>> Begin RECORDS FOR THE EXERCISE

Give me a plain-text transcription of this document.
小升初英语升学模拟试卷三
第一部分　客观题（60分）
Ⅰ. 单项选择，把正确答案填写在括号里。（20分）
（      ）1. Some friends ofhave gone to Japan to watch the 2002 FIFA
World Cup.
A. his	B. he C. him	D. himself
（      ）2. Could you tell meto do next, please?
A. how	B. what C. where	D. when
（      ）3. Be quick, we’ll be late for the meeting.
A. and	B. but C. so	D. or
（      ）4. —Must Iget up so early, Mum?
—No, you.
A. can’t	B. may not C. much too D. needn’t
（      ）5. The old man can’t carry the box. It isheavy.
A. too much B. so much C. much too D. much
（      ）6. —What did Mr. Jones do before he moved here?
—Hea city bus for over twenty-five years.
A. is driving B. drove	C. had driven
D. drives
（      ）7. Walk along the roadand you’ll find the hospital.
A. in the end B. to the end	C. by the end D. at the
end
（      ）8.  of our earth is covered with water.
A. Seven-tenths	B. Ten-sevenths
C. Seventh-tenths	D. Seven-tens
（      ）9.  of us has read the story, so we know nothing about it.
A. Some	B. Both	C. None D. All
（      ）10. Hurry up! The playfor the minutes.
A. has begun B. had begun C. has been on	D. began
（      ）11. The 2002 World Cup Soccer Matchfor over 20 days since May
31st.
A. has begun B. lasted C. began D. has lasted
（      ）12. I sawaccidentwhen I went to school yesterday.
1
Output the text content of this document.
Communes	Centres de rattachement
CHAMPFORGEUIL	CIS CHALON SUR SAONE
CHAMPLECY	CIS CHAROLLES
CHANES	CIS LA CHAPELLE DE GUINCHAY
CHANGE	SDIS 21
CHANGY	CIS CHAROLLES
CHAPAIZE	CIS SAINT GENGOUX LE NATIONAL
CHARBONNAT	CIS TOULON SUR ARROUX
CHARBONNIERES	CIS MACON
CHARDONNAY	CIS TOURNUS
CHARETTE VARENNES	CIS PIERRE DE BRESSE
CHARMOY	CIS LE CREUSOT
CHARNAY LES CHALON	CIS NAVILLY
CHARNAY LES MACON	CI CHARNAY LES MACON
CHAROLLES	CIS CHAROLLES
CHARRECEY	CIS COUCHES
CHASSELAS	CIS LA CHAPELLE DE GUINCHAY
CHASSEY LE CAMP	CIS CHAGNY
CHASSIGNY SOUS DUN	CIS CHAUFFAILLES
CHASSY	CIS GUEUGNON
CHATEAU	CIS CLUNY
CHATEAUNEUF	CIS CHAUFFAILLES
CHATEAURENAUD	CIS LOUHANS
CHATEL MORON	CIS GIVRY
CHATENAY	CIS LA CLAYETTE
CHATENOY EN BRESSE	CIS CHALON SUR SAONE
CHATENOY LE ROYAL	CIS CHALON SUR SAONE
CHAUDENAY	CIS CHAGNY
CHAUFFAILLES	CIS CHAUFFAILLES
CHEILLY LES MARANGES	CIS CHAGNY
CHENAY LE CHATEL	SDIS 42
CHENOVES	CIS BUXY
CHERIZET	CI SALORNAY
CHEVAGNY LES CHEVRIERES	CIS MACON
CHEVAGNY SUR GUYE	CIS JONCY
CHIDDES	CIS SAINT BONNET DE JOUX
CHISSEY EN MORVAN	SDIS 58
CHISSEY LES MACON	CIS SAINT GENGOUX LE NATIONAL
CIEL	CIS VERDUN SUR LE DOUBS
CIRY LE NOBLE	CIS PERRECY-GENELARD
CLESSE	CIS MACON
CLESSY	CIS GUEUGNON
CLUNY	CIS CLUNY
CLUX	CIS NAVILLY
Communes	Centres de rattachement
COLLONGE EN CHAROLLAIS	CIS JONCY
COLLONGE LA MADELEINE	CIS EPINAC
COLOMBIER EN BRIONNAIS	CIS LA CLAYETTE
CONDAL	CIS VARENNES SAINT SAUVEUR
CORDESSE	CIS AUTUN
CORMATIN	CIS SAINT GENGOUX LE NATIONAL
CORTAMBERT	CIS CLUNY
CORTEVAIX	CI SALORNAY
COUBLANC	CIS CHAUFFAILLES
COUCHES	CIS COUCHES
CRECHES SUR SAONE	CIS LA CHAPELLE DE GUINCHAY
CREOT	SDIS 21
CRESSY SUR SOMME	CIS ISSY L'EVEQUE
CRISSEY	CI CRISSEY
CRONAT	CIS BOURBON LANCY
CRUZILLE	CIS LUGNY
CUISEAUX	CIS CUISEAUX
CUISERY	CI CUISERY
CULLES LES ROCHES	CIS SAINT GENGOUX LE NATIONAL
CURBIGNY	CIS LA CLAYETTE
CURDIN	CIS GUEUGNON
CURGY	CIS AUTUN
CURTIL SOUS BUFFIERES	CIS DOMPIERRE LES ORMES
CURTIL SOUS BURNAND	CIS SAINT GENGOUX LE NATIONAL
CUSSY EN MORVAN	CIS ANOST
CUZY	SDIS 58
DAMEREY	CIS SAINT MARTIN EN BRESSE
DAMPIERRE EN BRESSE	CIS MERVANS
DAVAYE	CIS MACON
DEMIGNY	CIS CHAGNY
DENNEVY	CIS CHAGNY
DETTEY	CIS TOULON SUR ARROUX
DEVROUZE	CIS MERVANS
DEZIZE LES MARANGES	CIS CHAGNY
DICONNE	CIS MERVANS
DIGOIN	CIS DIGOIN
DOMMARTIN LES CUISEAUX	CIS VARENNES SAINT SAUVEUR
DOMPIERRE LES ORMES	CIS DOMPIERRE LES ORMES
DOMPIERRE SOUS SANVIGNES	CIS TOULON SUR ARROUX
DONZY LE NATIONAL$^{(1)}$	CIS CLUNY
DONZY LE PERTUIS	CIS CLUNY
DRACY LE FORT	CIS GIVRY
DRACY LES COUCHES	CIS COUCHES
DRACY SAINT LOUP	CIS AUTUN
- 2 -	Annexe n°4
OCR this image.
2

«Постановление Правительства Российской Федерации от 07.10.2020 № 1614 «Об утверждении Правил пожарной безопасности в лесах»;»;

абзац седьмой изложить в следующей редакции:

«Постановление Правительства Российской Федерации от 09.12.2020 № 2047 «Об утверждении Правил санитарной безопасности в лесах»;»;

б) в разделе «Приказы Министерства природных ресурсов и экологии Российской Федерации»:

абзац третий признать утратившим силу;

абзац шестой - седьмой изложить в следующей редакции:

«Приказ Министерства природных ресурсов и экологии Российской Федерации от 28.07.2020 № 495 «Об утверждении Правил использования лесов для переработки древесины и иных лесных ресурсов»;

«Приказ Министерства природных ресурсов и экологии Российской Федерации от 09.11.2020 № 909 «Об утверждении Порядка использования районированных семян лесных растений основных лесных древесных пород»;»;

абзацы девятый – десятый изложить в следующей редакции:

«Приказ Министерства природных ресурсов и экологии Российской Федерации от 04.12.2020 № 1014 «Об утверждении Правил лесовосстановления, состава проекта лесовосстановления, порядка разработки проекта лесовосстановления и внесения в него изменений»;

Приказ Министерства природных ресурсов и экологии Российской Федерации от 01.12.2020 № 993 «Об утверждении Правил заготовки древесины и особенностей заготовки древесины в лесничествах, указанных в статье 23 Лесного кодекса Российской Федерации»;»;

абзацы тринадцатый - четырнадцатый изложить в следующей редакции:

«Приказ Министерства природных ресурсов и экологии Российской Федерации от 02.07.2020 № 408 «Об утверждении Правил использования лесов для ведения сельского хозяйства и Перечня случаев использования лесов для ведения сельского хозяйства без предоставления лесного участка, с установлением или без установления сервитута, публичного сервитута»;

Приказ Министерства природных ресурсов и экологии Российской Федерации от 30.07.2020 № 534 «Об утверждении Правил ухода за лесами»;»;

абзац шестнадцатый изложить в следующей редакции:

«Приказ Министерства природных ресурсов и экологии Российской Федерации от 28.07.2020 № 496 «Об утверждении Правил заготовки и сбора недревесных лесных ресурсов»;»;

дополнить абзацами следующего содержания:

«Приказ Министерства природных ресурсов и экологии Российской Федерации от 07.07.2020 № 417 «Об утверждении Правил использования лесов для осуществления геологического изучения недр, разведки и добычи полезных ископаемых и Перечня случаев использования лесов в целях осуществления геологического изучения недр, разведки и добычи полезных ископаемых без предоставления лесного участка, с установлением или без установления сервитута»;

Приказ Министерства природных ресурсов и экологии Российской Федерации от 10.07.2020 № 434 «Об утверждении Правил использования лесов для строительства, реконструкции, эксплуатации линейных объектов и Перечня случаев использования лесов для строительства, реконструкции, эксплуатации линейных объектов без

>> End RECORDS FOR THE EXERCISE

Look over the records above and copy each line that includes the string "CLUNY".

CHATEAU	CIS CLUNY
CLUNY	CIS CLUNY
CORTAMBERT	CIS CLUNY
DONZY LE NATIONAL$^{(1)}$	CIS CLUNY
DONZY LE PERTUIS	CIS CLUNY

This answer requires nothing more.